** START OF Information provided **

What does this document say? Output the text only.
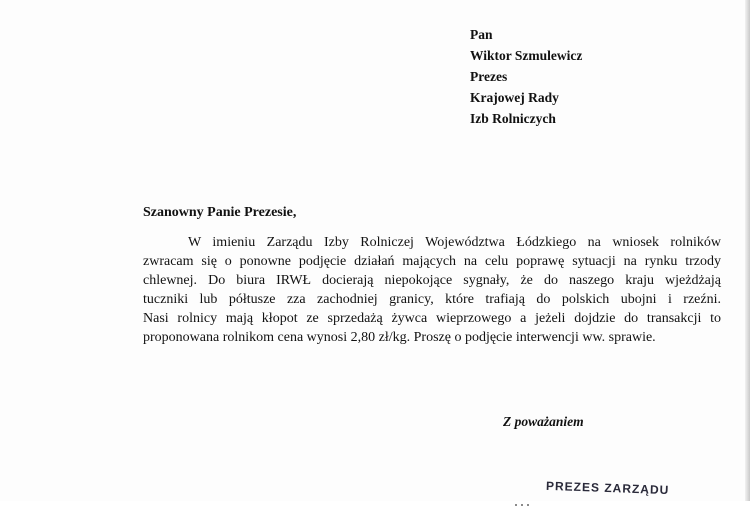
Pan
Wiktor Szmulewicz
Prezes
Krajowej Rady
Izb Rolniczych
Szanowny Panie Prezesie,
W imieniu Zarządu Izby Rolniczej Województwa Łódzkiego na wniosek rolników
zwracam się o ponowne podjęcie działań mających na celu poprawę sytuacji na rynku trzody
chlewnej. Do biura IRWŁ docierają niepokojące sygnały, że do naszego kraju wjeżdżają
tuczniki lub półtusze zza zachodniej granicy, które trafiają do polskich ubojni i rzeźni.
Nasi rolnicy mają kłopot ze sprzedażą żywca wieprzowego a jeżeli dojdzie do transakcji to
proponowana rolnikom cena wynosi 2,80 zł/kg. Proszę o podjęcie interwencji ww. sprawie.
Z poważaniem
PREZES ZARZĄDU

** END OF Information provided **

■ **Stated exercise**: Strip the images and reproduce the remaining records precisely.

■ **Expected answer**:
What does this document say? Output the text only.
Pan
Wiktor Szmulewicz
Prezes
Krajowej Rady
Izb Rolniczych
Szanowny Panie Prezesie,
W imieniu Zarządu Izby Rolniczej Województwa Łódzkiego na wniosek rolników
zwracam się o ponowne podjęcie działań mających na celu poprawę sytuacji na rynku trzody
chlewnej. Do biura IRWŁ docierają niepokojące sygnały, że do naszego kraju wjeżdżają
tuczniki lub półtusze zza zachodniej granicy, które trafiają do polskich ubojni i rzeźni.
Nasi rolnicy mają kłopot ze sprzedażą żywca wieprzowego a jeżeli dojdzie do transakcji to
proponowana rolnikom cena wynosi 2,80 zł/kg. Proszę o podjęcie interwencji ww. sprawie.
Z poważaniem
PREZES ZARZĄDU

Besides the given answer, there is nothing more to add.